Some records

◇ ◇ ◇ ◇ ◇

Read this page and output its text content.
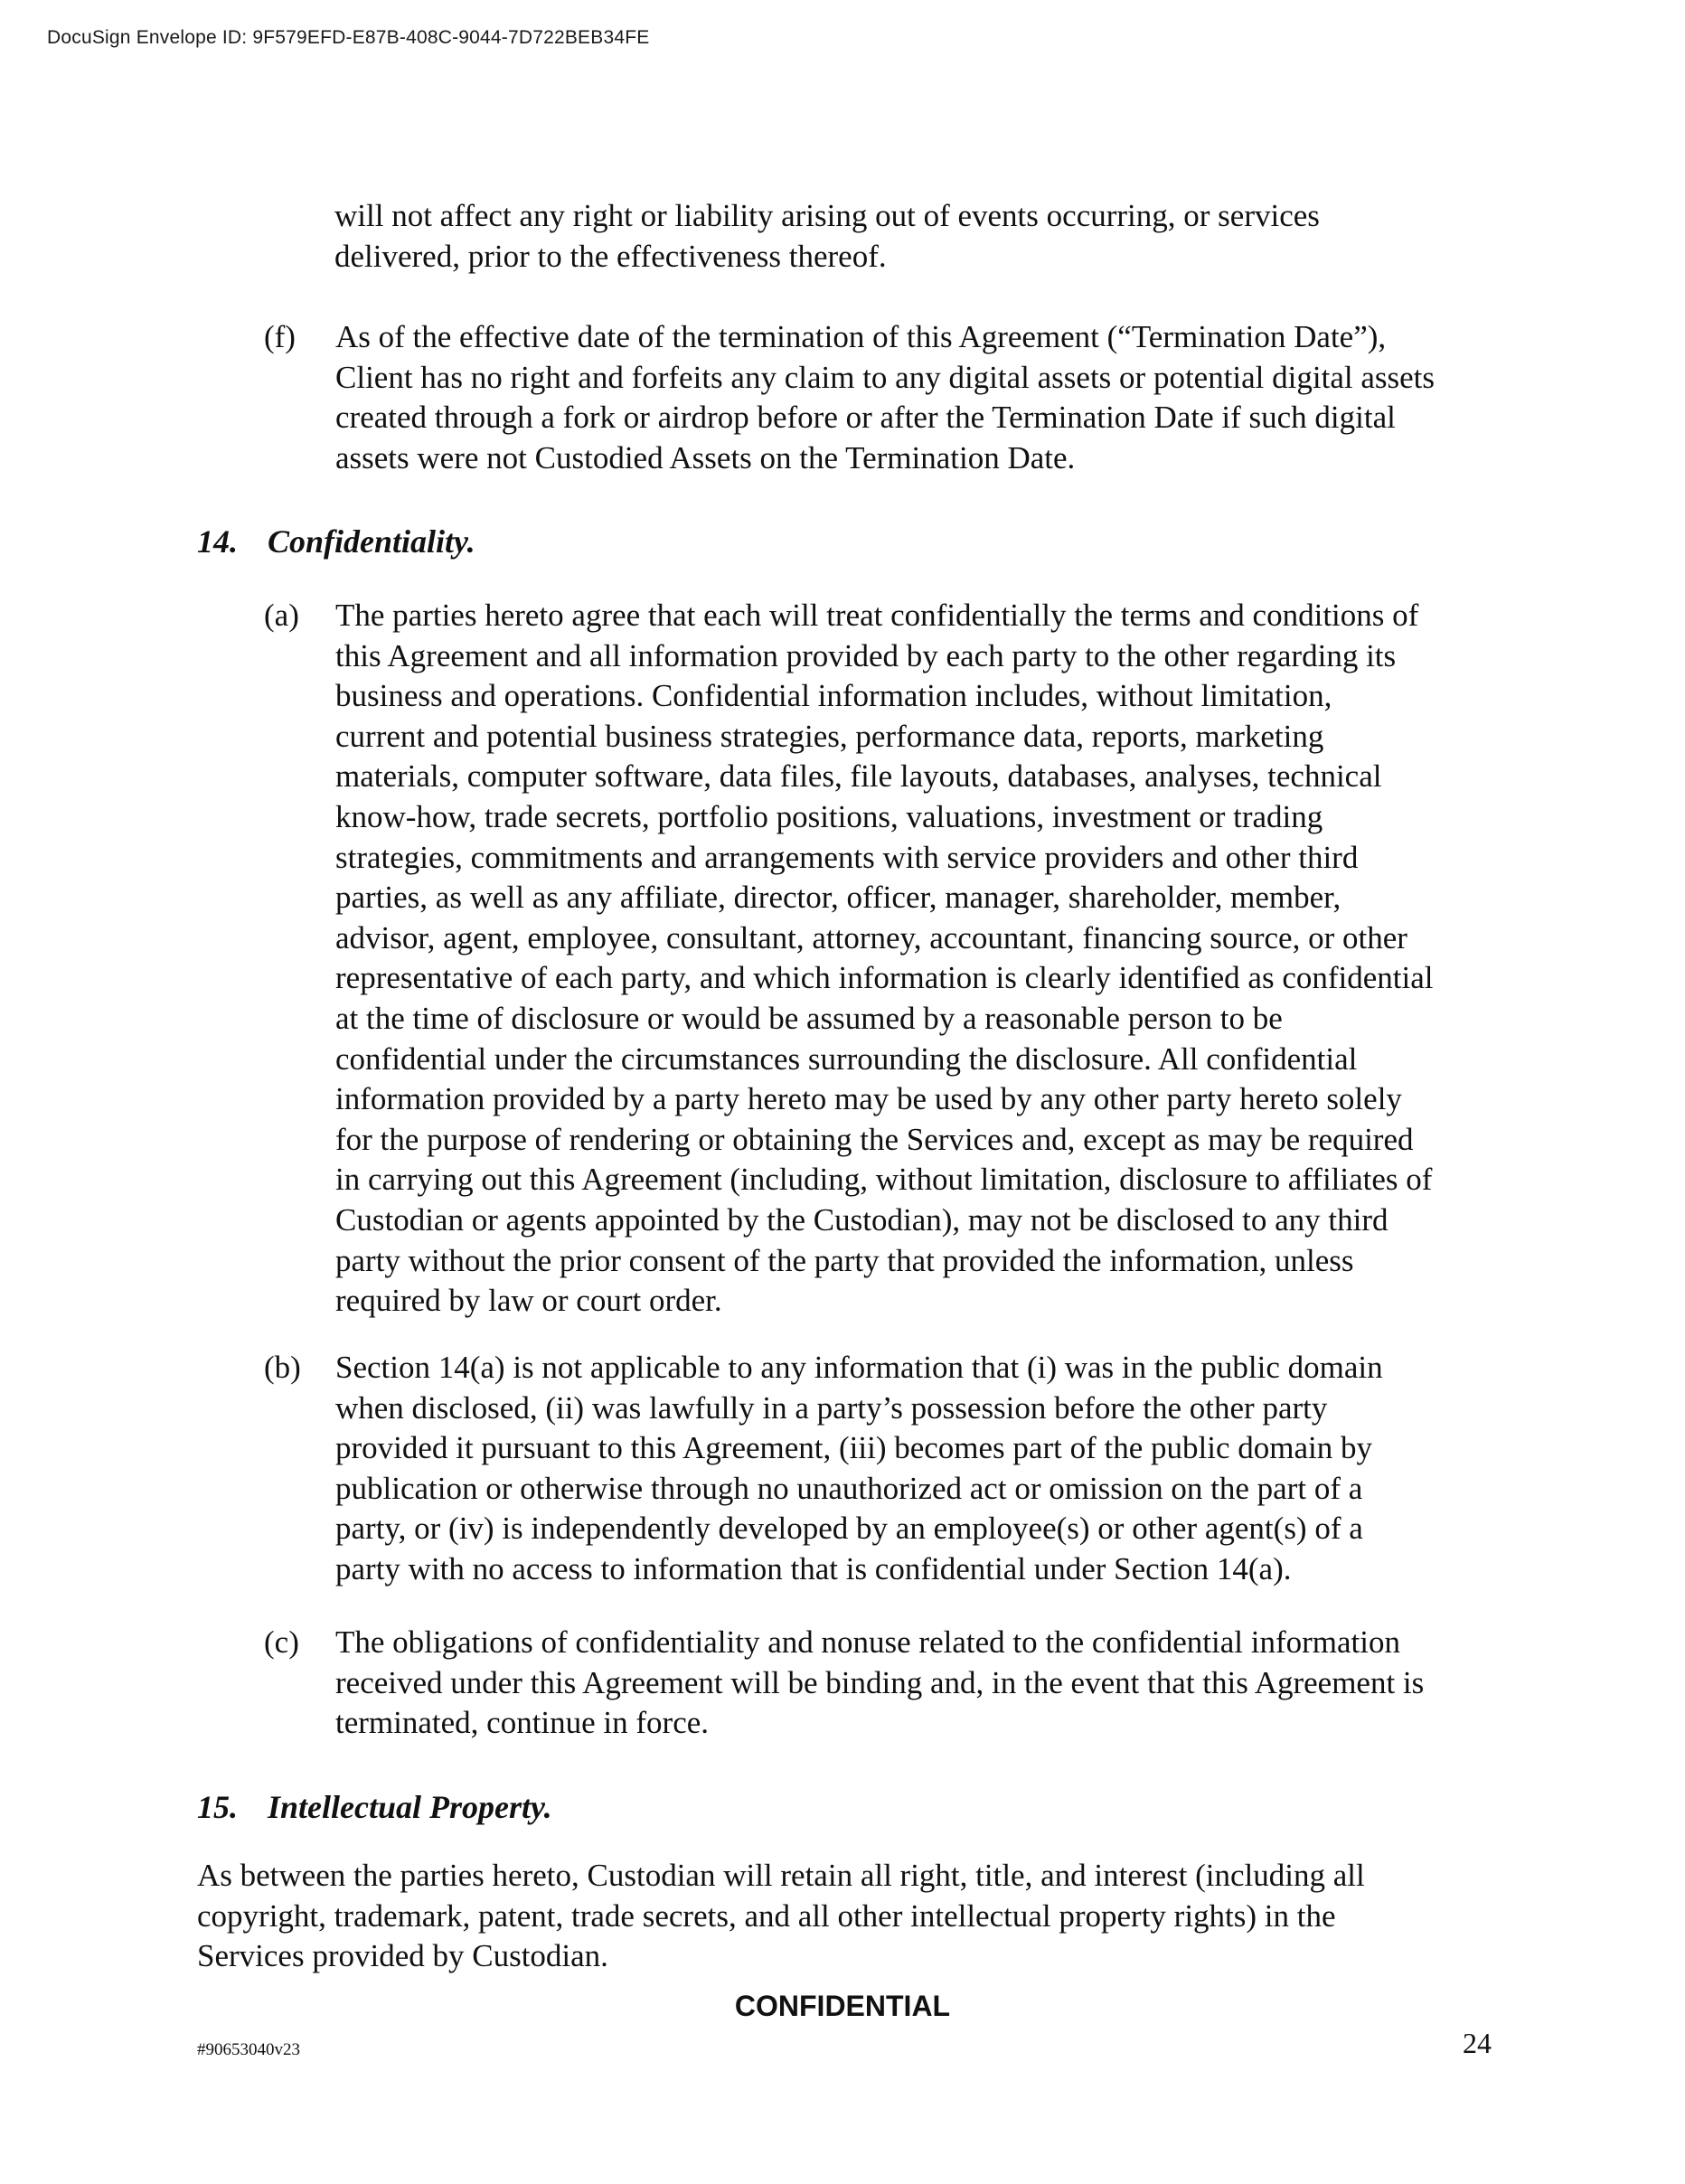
DocuSign Envelope ID: 9F579EFD-E87B-408C-9044-7D722BEB34FE

will not affect any right or liability arising out of events occurring, or services
delivered, prior to the effectiveness thereof.

(f) As of the effective date of the termination of this Agreement (“Termination Date”),
Client has no right and forfeits any claim to any digital assets or potential digital assets
created through a fork or airdrop before or after the Termination Date if such digital
assets were not Custodied Assets on the Termination Date.

14. Confidentiality.
(a) The parties hereto agree that each will treat confidentially the terms and conditions of
this Agreement and all information provided by each party to the other regarding its
business and operations. Confidential information includes, without limitation,
current and potential business strategies, performance data, reports, marketing
materials, computer software, data files, file layouts, databases, analyses, technical
know-how, trade secrets, portfolio positions, valuations, investment or trading
strategies, commitments and arrangements with service providers and other third
parties, as well as any affiliate, director, officer, manager, shareholder, member,
advisor, agent, employee, consultant, attorney, accountant, financing source, or other
representative of each party, and which information is clearly identified as confidential
at the time of disclosure or would be assumed by a reasonable person to be
confidential under the circumstances surrounding the disclosure. All confidential
information provided by a party hereto may be used by any other party hereto solely
for the purpose of rendering or obtaining the Services and, except as may be required
in carrying out this Agreement (including, without limitation, disclosure to affiliates of
Custodian or agents appointed by the Custodian), may not be disclosed to any third
party without the prior consent of the party that provided the information, unless
required by law or court order.

(b) Section 14(a) is not applicable to any information that (i) was in the public domain
when disclosed, (ii) was lawfully in a party’s possession before the other party
provided it pursuant to this Agreement, (iii) becomes part of the public domain by
publication or otherwise through no unauthorized act or omission on the part of a
party, or (iv) is independently developed by an employee(s) or other agent(s) of a
party with no access to information that is confidential under Section 14(a).

(c) The obligations of confidentiality and nonuse related to the confidential information
received under this Agreement will be binding and, in the event that this Agreement is
terminated, continue in force.

15. Intellectual Property.

As between the parties hereto, Custodian will retain all right, title, and interest (including all
copyright, trademark, patent, trade secrets, and all other intellectual property rights) in the
Services provided by Custodian.

CONFIDENTIAL
#90653040v23	24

◇ ◇ ◇ ◇ ◇

Filter the data for the string "limitation" and copy every line that has it.

business and operations. Confidential information includes, without limitation,
in carrying out this Agreement (including, without limitation, disclosure to affiliates of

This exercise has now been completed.